■ **What is expected**: Update the material below by replacing every "x-tick-label" with "x-axis-tick" and keeping all else the same. Leave the pictures out of your answer.

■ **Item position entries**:

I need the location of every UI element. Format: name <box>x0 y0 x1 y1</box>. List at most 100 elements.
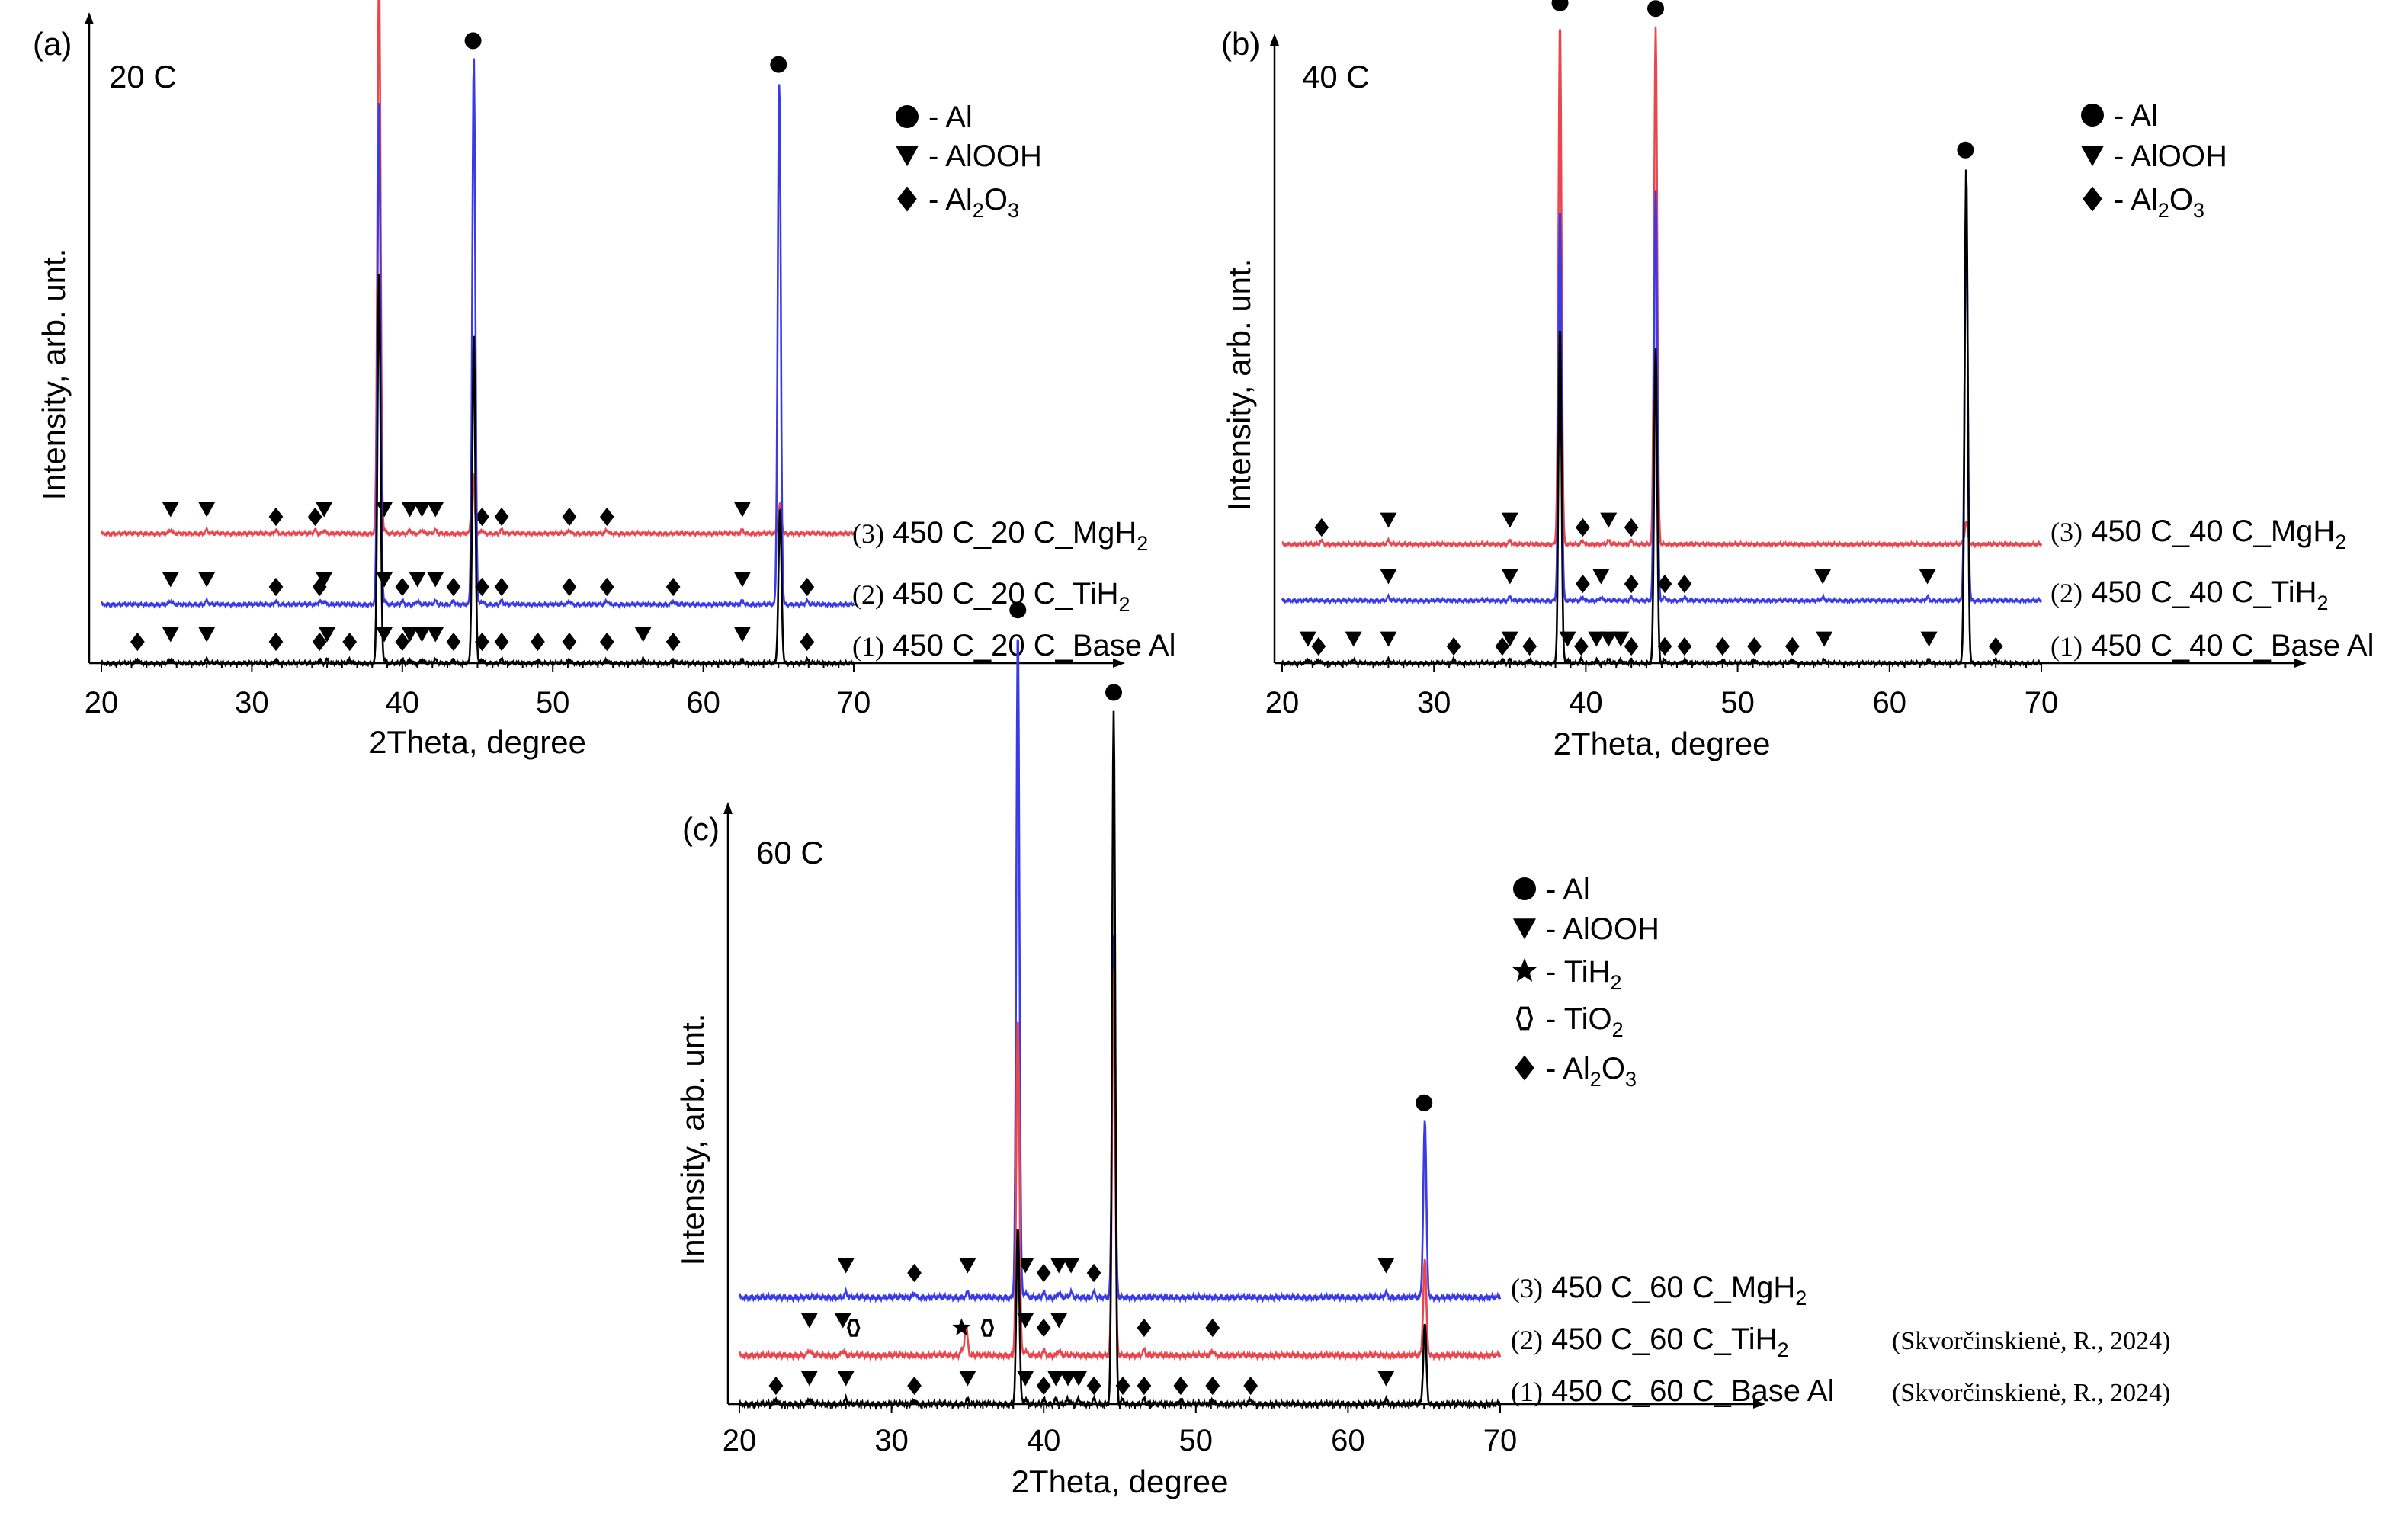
legend-star-icon <box>1512 957 1537 982</box>
legend-label: - Al2O3 <box>1546 1052 1637 1091</box>
al2o3-marker-icon <box>1036 1318 1051 1338</box>
legend-label: - Al <box>928 101 973 134</box>
alooh-marker-icon <box>1047 1371 1065 1387</box>
series-1: (1) 450 C_40 C_Base Al <box>1281 169 2374 668</box>
panel-c: 20 30 40 50 60 70 2Theta, degree Intensity, arb… <box>675 601 2170 1499</box>
al2o3-marker-icon <box>562 632 577 652</box>
al2o3-marker-icon <box>494 507 509 527</box>
al2o3-marker-icon <box>494 632 509 652</box>
al2o3-marker-icon <box>1495 636 1510 656</box>
al2o3-marker-icon <box>599 507 614 527</box>
x-tick-label: 50 <box>536 686 570 720</box>
al2o3-marker-icon <box>1624 574 1639 594</box>
tio2-marker-icon <box>847 1319 861 1337</box>
al2o3-marker-icon <box>446 577 461 597</box>
y-axis-arrow <box>723 802 733 814</box>
series-label: (1) 450 C_60 C_Base Al <box>1511 1374 1834 1408</box>
series-1: (1) 450 C_20 C_Base Al <box>100 274 1175 668</box>
alooh-marker-icon <box>1600 512 1618 528</box>
x-axis-arrow <box>1753 1399 1765 1409</box>
al-peak-marker-icon <box>1647 0 1665 18</box>
panel-label: (c) <box>682 811 720 847</box>
x-tick-label: 70 <box>1483 1424 1518 1457</box>
al2o3-marker-icon <box>312 577 327 597</box>
x-tick-label: 70 <box>837 686 871 720</box>
alooh-marker-icon <box>1816 631 1833 647</box>
al2o3-marker-icon <box>1988 636 2003 656</box>
x-tick-label: 30 <box>1417 686 1451 720</box>
alooh-marker-icon <box>1592 569 1610 585</box>
al-peak-marker-icon <box>1551 0 1569 11</box>
al2o3-marker-icon <box>907 1263 922 1283</box>
alooh-marker-icon <box>1050 1313 1068 1329</box>
alooh-marker-icon <box>1501 569 1518 585</box>
al2o3-marker-icon <box>531 632 545 652</box>
y-axis-arrow <box>85 12 94 24</box>
alooh-marker-icon <box>733 627 751 643</box>
alooh-marker-icon <box>1017 1313 1034 1329</box>
legend-label: - Al2O3 <box>928 183 1019 222</box>
alooh-marker-icon <box>1600 631 1618 647</box>
alooh-marker-icon <box>1380 569 1397 585</box>
y-axis-label: Intensity, arb. unt. <box>675 1014 710 1266</box>
al2o3-marker-icon <box>1115 1376 1130 1396</box>
series-2: (2) 450 C_20 C_TiH2 <box>100 58 1130 616</box>
al-peak-marker-icon <box>770 56 787 73</box>
al2o3-marker-icon <box>1522 636 1537 656</box>
alooh-marker-icon <box>1380 631 1397 647</box>
al2o3-marker-icon <box>1036 1263 1051 1283</box>
alooh-marker-icon <box>198 572 216 588</box>
legend-triangle-icon <box>896 146 919 167</box>
alooh-marker-icon <box>162 572 179 588</box>
alooh-marker-icon <box>376 627 393 643</box>
alooh-marker-icon <box>1377 1371 1395 1387</box>
alooh-marker-icon <box>427 502 444 518</box>
series-line <box>738 639 1502 1303</box>
alooh-marker-icon <box>634 627 652 643</box>
legend-label: - AlOOH <box>1546 912 1659 946</box>
al2o3-marker-icon <box>475 507 489 527</box>
al2o3-marker-icon <box>1576 518 1590 537</box>
series-line <box>1281 169 2043 668</box>
panel-label: (a) <box>33 26 72 62</box>
al2o3-marker-icon <box>1624 518 1639 537</box>
al2o3-marker-icon <box>1574 636 1589 656</box>
alooh-marker-icon <box>1299 631 1316 647</box>
alooh-marker-icon <box>1920 631 1938 647</box>
series-label: (1) 450 C_20 C_Base Al <box>852 629 1175 662</box>
series-line <box>100 0 855 539</box>
x-tick-label: 20 <box>723 1424 757 1457</box>
al2o3-marker-icon <box>562 507 577 527</box>
al2o3-marker-icon <box>1747 636 1762 656</box>
series-line <box>738 969 1502 1361</box>
y-axis-label: Intensity, arb. unt. <box>1221 259 1257 511</box>
legend-label: - Al <box>2114 99 2158 133</box>
series-1: (1) 450 C_60 C_Base Al (Skvorčinskienė, R… <box>738 710 2170 1410</box>
alooh-marker-icon <box>837 1371 855 1387</box>
alooh-marker-icon <box>1380 512 1397 528</box>
al2o3-marker-icon <box>1784 636 1800 656</box>
alooh-marker-icon <box>198 627 216 643</box>
alooh-marker-icon <box>1345 631 1362 647</box>
al-peak-marker-icon <box>1009 601 1027 619</box>
alooh-marker-icon <box>413 502 431 518</box>
tio2-marker-icon <box>980 1319 995 1337</box>
al2o3-marker-icon <box>800 632 815 652</box>
legend-label: - Al <box>1546 873 1590 906</box>
al-peak-marker-icon <box>464 32 482 50</box>
al2o3-marker-icon <box>1036 1376 1051 1396</box>
al2o3-marker-icon <box>1624 636 1639 656</box>
al2o3-marker-icon <box>1715 636 1730 656</box>
x-tick-label: 40 <box>1027 1424 1061 1457</box>
al2o3-marker-icon <box>312 632 327 652</box>
x-tick-label: 60 <box>1331 1424 1365 1457</box>
alooh-marker-icon <box>800 1371 818 1387</box>
al2o3-marker-icon <box>1657 574 1672 594</box>
al2o3-marker-icon <box>1137 1376 1152 1396</box>
al2o3-marker-icon <box>1205 1318 1220 1338</box>
al2o3-marker-icon <box>1576 574 1590 594</box>
panel-a: 20 30 40 50 60 70 2Theta, degree Intensity, arb… <box>33 0 1175 760</box>
y-axis-arrow <box>1270 34 1279 46</box>
x-axis-label: 2Theta, degree <box>1553 726 1771 761</box>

■ **Response**:
I need the location of every UI element. Format: name <box>x0 y0 x1 y1</box>. List at most 100 elements.
legend-star-icon <box>1512 957 1537 982</box>
legend-label: - Al2O3 <box>1546 1052 1637 1091</box>
al2o3-marker-icon <box>1036 1318 1051 1338</box>
legend-label: - Al <box>928 101 973 134</box>
alooh-marker-icon <box>1047 1371 1065 1387</box>
series-1: (1) 450 C_40 C_Base Al <box>1281 169 2374 668</box>
panel-c: 20 30 40 50 60 70 2Theta, degree Intensity, arb… <box>675 601 2170 1499</box>
al2o3-marker-icon <box>562 632 577 652</box>
al2o3-marker-icon <box>494 507 509 527</box>
al2o3-marker-icon <box>494 632 509 652</box>
al2o3-marker-icon <box>1495 636 1510 656</box>
al2o3-marker-icon <box>599 507 614 527</box>
x-axis-tick: 50 <box>536 686 570 720</box>
al2o3-marker-icon <box>1624 574 1639 594</box>
tio2-marker-icon <box>847 1319 861 1337</box>
al2o3-marker-icon <box>446 577 461 597</box>
y-axis-arrow <box>723 802 733 814</box>
series-label: (1) 450 C_60 C_Base Al <box>1511 1374 1834 1408</box>
series-1: (1) 450 C_20 C_Base Al <box>100 274 1175 668</box>
alooh-marker-icon <box>1600 512 1618 528</box>
x-axis-arrow <box>1753 1399 1765 1409</box>
al-peak-marker-icon <box>1647 0 1665 18</box>
panel-label: (c) <box>682 811 720 847</box>
x-axis-tick: 70 <box>1483 1424 1518 1457</box>
al2o3-marker-icon <box>312 577 327 597</box>
x-axis-tick: 70 <box>837 686 871 720</box>
alooh-marker-icon <box>1816 631 1833 647</box>
al2o3-marker-icon <box>1988 636 2003 656</box>
x-axis-tick: 30 <box>1417 686 1451 720</box>
alooh-marker-icon <box>1592 569 1610 585</box>
al-peak-marker-icon <box>1551 0 1569 11</box>
al2o3-marker-icon <box>907 1263 922 1283</box>
alooh-marker-icon <box>1050 1313 1068 1329</box>
alooh-marker-icon <box>1501 569 1518 585</box>
al2o3-marker-icon <box>531 632 545 652</box>
y-axis-arrow <box>85 12 94 24</box>
alooh-marker-icon <box>733 627 751 643</box>
alooh-marker-icon <box>1017 1313 1034 1329</box>
legend-label: - Al2O3 <box>928 183 1019 222</box>
alooh-marker-icon <box>1600 631 1618 647</box>
alooh-marker-icon <box>1380 569 1397 585</box>
y-axis-label: Intensity, arb. unt. <box>675 1014 710 1266</box>
al2o3-marker-icon <box>1115 1376 1130 1396</box>
series-2: (2) 450 C_20 C_TiH2 <box>100 58 1130 616</box>
al-peak-marker-icon <box>770 56 787 73</box>
al2o3-marker-icon <box>1522 636 1537 656</box>
alooh-marker-icon <box>1380 631 1397 647</box>
al2o3-marker-icon <box>1036 1263 1051 1283</box>
alooh-marker-icon <box>198 572 216 588</box>
legend-triangle-icon <box>896 146 919 167</box>
alooh-marker-icon <box>162 572 179 588</box>
alooh-marker-icon <box>376 627 393 643</box>
alooh-marker-icon <box>1377 1371 1395 1387</box>
alooh-marker-icon <box>427 502 444 518</box>
series-line <box>738 639 1502 1303</box>
alooh-marker-icon <box>634 627 652 643</box>
legend-label: - AlOOH <box>1546 912 1659 946</box>
al2o3-marker-icon <box>475 507 489 527</box>
al2o3-marker-icon <box>1576 518 1590 537</box>
series-line <box>1281 169 2043 668</box>
panel-label: (a) <box>33 26 72 62</box>
al2o3-marker-icon <box>1624 518 1639 537</box>
al2o3-marker-icon <box>1574 636 1589 656</box>
alooh-marker-icon <box>1299 631 1316 647</box>
alooh-marker-icon <box>1920 631 1938 647</box>
series-label: (1) 450 C_20 C_Base Al <box>852 629 1175 662</box>
series-line <box>100 0 855 539</box>
x-axis-tick: 20 <box>723 1424 757 1457</box>
al2o3-marker-icon <box>562 507 577 527</box>
al2o3-marker-icon <box>1747 636 1762 656</box>
series-line <box>738 969 1502 1361</box>
y-axis-label: Intensity, arb. unt. <box>1221 259 1257 511</box>
legend-label: - Al <box>2114 99 2158 133</box>
series-1: (1) 450 C_60 C_Base Al (Skvorčinskienė, R… <box>738 710 2170 1410</box>
alooh-marker-icon <box>837 1371 855 1387</box>
alooh-marker-icon <box>1380 512 1397 528</box>
al2o3-marker-icon <box>1784 636 1800 656</box>
alooh-marker-icon <box>198 627 216 643</box>
alooh-marker-icon <box>1345 631 1362 647</box>
al-peak-marker-icon <box>1009 601 1027 619</box>
alooh-marker-icon <box>413 502 431 518</box>
tio2-marker-icon <box>980 1319 995 1337</box>
al2o3-marker-icon <box>800 632 815 652</box>
legend-label: - Al <box>1546 873 1590 906</box>
al-peak-marker-icon <box>464 32 482 50</box>
al2o3-marker-icon <box>1036 1376 1051 1396</box>
al2o3-marker-icon <box>1624 636 1639 656</box>
al2o3-marker-icon <box>1715 636 1730 656</box>
x-axis-tick: 40 <box>1027 1424 1061 1457</box>
al2o3-marker-icon <box>312 632 327 652</box>
x-axis-tick: 60 <box>1331 1424 1365 1457</box>
alooh-marker-icon <box>800 1371 818 1387</box>
al2o3-marker-icon <box>1657 574 1672 594</box>
al2o3-marker-icon <box>1137 1376 1152 1396</box>
al2o3-marker-icon <box>1205 1318 1220 1338</box>
al2o3-marker-icon <box>1576 574 1590 594</box>
panel-a: 20 30 40 50 60 70 2Theta, degree Intensity, arb… <box>33 0 1175 760</box>
y-axis-arrow <box>1270 34 1279 46</box>
x-axis-label: 2Theta, degree <box>1553 726 1771 761</box>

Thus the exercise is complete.